Data entries for graphics:

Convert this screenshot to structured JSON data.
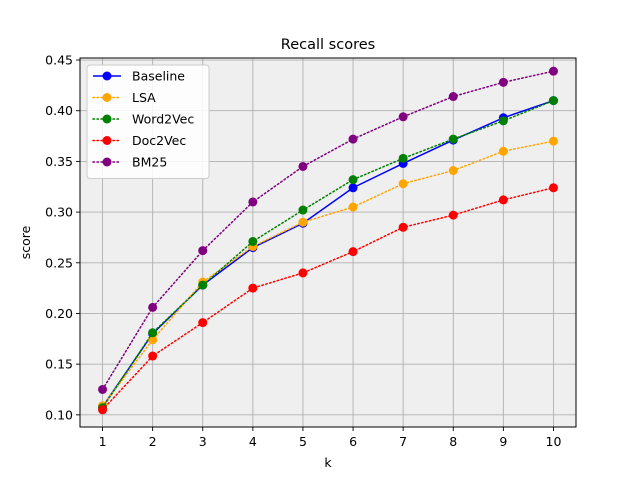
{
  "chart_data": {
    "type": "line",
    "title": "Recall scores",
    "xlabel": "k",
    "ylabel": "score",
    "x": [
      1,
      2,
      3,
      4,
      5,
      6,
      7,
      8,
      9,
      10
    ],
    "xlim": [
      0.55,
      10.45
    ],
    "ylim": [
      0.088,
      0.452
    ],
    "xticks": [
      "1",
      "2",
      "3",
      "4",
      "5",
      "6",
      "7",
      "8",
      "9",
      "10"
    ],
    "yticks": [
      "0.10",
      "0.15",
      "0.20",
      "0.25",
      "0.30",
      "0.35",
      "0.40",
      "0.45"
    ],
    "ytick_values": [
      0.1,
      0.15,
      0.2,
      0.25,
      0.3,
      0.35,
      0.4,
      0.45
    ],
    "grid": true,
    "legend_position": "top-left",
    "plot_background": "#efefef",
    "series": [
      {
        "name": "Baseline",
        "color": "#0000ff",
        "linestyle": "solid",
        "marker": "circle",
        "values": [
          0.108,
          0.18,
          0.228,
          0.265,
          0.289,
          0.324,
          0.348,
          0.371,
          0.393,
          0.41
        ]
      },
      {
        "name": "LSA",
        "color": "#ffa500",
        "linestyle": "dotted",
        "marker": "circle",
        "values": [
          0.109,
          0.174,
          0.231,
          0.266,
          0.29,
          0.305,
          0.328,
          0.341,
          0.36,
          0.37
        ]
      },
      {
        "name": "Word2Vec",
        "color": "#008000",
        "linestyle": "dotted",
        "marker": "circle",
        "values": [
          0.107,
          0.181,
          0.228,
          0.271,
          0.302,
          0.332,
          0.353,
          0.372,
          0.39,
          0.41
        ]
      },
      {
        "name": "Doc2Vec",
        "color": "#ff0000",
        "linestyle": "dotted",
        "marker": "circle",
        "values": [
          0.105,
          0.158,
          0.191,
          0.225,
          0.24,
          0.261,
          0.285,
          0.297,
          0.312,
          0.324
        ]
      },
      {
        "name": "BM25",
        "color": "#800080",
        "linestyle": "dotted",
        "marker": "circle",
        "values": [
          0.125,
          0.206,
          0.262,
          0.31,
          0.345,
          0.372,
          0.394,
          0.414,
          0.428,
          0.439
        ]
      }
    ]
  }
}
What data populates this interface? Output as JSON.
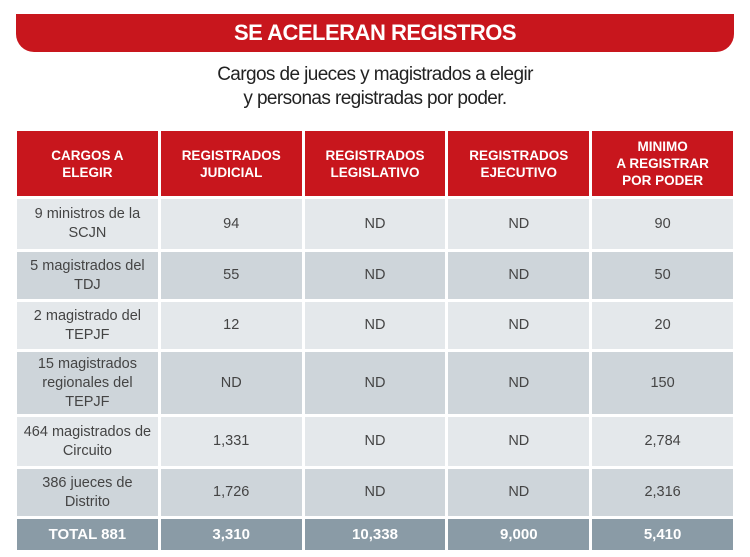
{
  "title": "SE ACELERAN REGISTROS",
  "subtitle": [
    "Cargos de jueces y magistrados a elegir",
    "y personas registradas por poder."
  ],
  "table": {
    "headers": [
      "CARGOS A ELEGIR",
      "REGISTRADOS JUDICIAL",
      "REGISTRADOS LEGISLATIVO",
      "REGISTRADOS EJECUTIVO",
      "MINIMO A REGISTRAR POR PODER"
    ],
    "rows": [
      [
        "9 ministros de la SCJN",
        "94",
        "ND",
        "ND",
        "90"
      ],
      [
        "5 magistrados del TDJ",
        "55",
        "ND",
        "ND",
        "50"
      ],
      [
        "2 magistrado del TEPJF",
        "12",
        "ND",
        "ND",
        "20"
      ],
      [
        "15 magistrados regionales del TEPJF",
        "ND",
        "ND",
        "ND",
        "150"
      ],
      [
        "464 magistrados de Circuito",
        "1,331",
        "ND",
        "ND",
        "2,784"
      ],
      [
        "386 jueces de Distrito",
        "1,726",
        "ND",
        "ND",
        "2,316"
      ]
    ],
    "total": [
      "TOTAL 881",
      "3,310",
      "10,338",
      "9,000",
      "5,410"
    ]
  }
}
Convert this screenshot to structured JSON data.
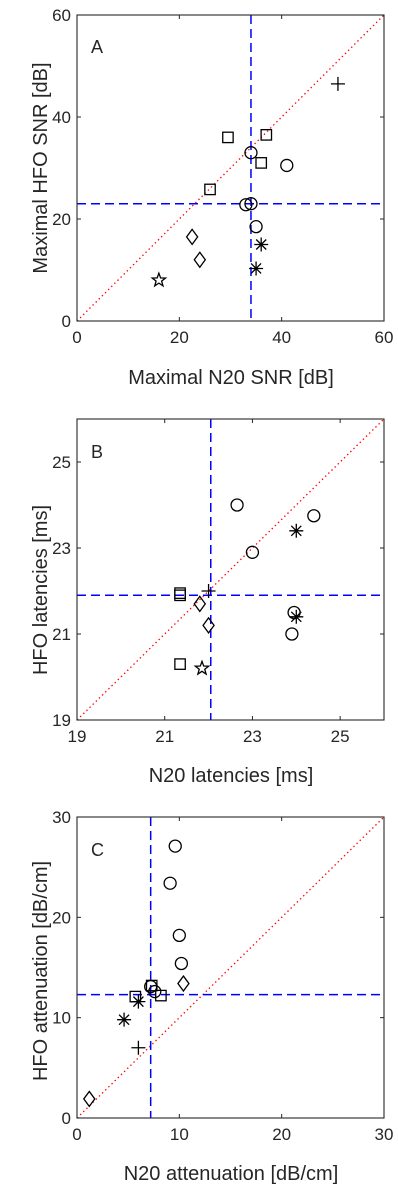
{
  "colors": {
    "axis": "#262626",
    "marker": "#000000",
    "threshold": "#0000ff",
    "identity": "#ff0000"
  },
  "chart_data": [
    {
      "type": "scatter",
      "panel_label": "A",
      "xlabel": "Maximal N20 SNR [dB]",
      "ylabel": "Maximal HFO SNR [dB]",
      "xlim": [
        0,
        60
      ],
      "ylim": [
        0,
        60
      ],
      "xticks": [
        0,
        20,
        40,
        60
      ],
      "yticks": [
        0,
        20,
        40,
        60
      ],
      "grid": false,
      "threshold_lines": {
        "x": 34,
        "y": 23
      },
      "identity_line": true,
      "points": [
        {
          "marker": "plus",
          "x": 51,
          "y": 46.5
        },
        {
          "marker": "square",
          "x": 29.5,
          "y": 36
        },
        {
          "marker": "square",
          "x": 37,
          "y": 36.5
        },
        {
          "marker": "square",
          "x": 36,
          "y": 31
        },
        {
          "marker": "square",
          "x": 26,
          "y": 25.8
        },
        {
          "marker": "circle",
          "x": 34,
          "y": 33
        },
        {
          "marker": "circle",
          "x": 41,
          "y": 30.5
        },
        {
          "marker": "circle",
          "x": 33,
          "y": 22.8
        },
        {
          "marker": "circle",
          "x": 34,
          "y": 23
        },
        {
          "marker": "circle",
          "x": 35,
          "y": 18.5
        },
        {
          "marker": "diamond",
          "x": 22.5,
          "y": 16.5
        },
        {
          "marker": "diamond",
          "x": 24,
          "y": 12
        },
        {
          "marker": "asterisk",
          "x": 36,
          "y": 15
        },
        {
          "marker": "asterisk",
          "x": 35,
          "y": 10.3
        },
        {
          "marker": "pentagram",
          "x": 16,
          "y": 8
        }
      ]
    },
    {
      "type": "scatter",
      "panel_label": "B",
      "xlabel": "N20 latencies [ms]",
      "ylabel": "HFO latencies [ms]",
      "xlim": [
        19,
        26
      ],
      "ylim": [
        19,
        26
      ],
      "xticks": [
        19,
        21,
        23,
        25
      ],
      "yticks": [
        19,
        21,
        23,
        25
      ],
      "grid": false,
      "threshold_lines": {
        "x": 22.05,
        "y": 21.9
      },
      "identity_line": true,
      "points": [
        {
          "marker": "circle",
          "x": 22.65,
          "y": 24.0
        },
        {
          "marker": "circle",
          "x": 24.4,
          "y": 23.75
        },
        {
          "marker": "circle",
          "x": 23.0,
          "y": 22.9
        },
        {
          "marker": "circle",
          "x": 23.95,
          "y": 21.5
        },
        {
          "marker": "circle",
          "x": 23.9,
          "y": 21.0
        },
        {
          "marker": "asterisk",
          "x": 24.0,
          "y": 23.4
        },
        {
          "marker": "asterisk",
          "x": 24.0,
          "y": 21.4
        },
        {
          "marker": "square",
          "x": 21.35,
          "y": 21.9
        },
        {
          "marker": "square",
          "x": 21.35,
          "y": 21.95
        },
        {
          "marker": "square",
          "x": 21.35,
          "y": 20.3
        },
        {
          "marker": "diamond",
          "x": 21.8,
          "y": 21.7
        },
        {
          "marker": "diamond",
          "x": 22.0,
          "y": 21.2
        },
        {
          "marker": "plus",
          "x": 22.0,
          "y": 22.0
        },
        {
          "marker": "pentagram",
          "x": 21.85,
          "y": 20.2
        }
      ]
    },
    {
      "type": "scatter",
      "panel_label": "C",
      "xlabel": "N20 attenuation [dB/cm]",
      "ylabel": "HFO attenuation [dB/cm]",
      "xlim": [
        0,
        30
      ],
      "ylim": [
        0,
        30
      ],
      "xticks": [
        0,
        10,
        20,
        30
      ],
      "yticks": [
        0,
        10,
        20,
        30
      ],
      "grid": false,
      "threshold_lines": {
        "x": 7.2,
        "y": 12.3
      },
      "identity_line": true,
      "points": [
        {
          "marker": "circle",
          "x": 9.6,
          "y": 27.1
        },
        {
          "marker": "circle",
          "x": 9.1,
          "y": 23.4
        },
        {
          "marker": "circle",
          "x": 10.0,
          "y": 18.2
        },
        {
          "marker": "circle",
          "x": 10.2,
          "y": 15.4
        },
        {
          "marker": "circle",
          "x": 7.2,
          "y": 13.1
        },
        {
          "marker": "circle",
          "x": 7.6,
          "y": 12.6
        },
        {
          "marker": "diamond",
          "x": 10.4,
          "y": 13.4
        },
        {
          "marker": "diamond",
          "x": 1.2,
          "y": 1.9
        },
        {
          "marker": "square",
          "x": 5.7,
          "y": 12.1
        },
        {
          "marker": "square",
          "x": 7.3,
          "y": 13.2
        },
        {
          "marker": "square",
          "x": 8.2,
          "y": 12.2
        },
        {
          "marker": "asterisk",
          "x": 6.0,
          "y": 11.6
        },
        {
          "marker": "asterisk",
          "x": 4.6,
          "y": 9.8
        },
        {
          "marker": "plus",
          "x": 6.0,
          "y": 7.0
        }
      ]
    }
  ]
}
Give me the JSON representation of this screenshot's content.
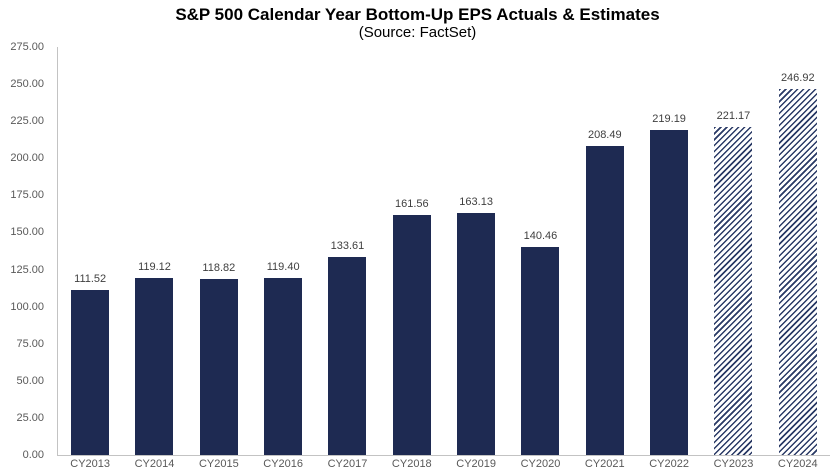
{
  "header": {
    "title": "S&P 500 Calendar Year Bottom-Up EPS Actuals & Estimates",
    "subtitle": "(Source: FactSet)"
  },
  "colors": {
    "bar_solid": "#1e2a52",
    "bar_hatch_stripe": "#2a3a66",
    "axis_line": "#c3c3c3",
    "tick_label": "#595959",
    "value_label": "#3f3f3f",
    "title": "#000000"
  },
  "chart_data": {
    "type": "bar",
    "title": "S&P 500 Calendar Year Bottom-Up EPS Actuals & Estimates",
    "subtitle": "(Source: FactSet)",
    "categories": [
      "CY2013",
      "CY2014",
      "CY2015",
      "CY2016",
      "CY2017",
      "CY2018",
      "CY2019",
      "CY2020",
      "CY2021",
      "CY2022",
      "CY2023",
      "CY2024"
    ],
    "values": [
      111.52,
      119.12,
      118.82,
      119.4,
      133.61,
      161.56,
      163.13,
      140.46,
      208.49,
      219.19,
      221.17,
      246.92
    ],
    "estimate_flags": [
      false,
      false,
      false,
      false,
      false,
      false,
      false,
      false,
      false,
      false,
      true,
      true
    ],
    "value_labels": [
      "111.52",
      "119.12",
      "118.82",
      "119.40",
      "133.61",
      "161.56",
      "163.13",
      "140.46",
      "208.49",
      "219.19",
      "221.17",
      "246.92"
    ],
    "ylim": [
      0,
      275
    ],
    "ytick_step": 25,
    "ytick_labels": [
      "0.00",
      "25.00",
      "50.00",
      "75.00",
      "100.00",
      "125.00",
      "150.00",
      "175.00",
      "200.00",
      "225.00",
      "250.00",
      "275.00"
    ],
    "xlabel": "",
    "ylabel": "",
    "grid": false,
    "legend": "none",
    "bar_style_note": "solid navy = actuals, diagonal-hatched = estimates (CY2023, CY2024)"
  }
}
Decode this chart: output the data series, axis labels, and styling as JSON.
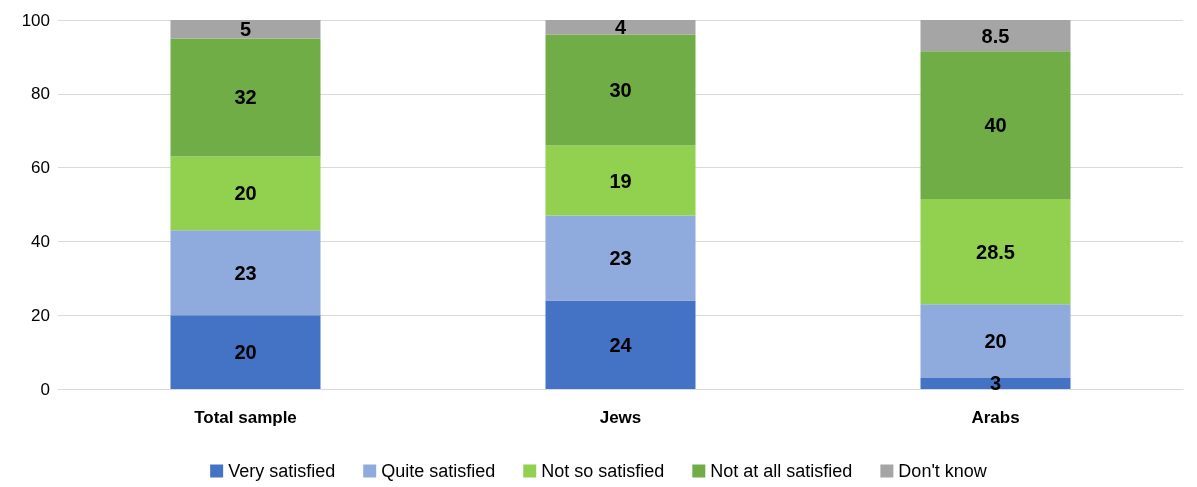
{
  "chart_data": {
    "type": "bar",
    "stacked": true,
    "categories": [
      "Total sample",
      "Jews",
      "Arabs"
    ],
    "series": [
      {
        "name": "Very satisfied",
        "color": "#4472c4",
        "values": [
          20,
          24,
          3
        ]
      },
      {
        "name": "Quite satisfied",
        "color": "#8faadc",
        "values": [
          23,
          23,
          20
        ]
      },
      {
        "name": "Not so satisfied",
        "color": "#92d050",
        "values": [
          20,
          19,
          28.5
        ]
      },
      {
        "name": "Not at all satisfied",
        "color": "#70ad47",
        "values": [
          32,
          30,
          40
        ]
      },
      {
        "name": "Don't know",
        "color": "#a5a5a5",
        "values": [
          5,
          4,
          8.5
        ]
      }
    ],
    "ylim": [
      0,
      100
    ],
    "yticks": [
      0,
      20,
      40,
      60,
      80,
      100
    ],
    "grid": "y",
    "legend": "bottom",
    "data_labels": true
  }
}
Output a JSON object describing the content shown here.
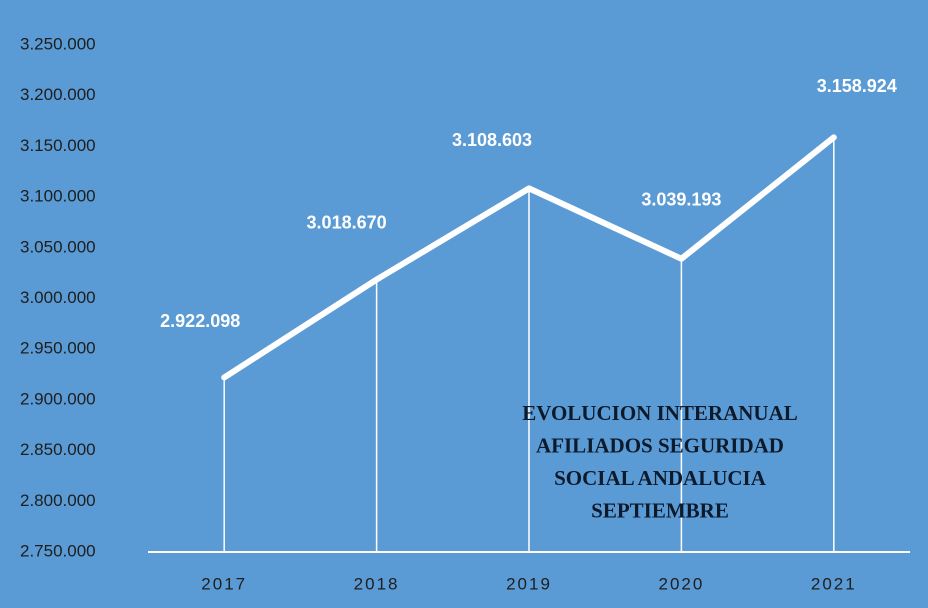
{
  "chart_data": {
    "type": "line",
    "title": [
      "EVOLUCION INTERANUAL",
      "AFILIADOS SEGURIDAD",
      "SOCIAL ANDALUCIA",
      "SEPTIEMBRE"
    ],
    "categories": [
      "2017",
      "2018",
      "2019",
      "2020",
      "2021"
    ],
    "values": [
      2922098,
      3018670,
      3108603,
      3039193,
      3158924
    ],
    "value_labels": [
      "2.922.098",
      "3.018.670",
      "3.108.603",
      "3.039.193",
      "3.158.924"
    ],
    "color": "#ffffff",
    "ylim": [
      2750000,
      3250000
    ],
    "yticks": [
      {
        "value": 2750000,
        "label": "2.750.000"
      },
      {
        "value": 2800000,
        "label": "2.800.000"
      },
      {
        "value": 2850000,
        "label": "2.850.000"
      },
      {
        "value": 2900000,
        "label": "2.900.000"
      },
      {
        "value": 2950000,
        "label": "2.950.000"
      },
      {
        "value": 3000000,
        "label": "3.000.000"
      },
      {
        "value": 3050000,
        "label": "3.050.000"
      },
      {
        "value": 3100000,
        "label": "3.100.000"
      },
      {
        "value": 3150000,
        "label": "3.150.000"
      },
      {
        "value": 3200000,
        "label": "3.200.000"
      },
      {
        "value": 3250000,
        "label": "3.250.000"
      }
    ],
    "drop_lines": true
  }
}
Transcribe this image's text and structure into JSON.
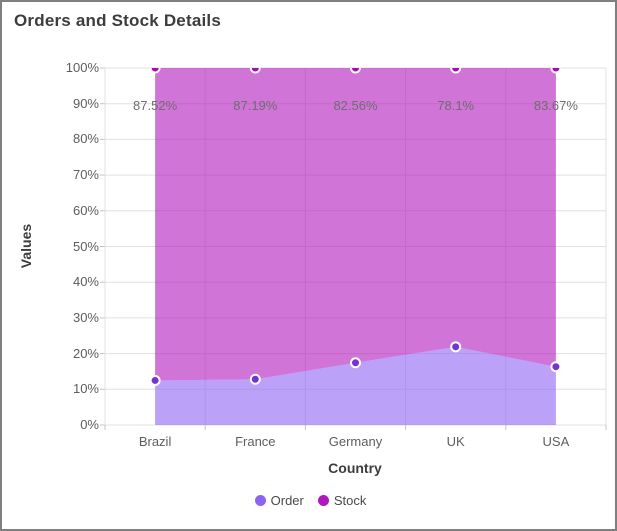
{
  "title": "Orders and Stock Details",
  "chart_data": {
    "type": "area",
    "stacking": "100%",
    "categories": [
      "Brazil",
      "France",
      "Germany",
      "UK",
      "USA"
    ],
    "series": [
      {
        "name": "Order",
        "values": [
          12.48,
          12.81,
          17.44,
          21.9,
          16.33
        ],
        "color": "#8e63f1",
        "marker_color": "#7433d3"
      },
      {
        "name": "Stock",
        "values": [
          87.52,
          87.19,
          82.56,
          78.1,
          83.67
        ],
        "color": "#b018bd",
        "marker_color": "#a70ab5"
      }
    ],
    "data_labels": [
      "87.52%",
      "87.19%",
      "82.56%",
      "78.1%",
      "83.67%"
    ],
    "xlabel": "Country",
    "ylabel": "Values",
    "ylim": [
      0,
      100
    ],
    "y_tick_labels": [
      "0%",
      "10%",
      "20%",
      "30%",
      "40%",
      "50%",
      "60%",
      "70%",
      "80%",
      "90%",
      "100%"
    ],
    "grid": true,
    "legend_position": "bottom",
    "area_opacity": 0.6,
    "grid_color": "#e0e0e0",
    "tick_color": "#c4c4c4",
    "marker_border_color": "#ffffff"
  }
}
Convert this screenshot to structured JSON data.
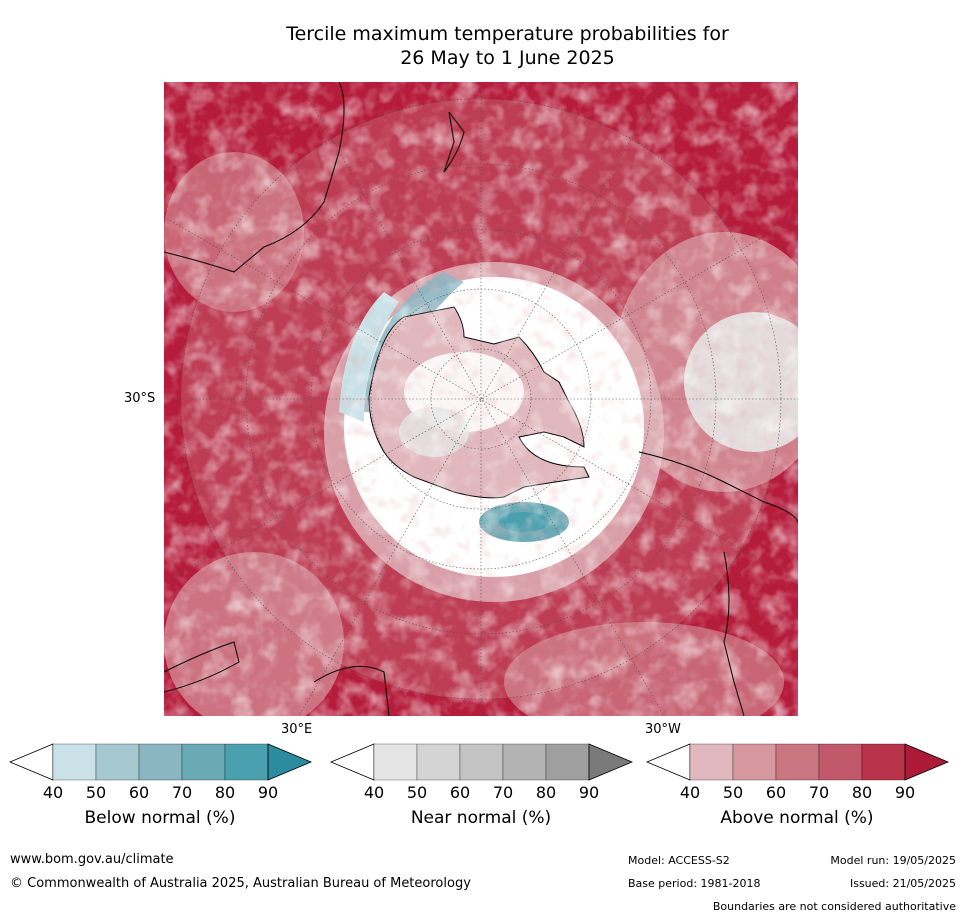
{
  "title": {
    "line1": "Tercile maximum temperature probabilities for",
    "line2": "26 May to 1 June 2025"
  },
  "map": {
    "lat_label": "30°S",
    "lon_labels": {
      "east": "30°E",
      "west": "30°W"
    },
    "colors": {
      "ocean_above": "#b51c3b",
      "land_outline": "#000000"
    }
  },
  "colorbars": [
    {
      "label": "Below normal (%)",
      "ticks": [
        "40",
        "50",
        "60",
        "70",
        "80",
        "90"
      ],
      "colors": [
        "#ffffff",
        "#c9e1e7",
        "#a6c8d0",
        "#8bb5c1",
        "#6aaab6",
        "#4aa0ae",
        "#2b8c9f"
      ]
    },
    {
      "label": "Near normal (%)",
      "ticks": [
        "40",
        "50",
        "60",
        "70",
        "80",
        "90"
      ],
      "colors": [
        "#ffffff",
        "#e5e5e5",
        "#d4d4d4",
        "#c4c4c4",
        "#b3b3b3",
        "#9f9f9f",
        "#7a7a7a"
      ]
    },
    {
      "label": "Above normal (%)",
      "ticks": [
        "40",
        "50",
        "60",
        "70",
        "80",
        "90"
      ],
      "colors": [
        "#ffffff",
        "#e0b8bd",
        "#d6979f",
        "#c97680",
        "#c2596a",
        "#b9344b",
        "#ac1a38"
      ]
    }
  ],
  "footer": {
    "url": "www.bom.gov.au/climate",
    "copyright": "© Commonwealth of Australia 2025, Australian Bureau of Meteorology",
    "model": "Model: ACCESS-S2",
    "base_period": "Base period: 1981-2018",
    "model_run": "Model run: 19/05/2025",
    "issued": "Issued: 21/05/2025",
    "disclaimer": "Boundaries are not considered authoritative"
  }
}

Goal: Wherever "magistrados" shows up in a line, copy that line.

Written answer:
    "Cargos de jueces y magistrados a elegir",
        "5 magistrados del TDJ",
        "15 magistrados regionales del TEPJF",
        "464 magistrados de Circuito",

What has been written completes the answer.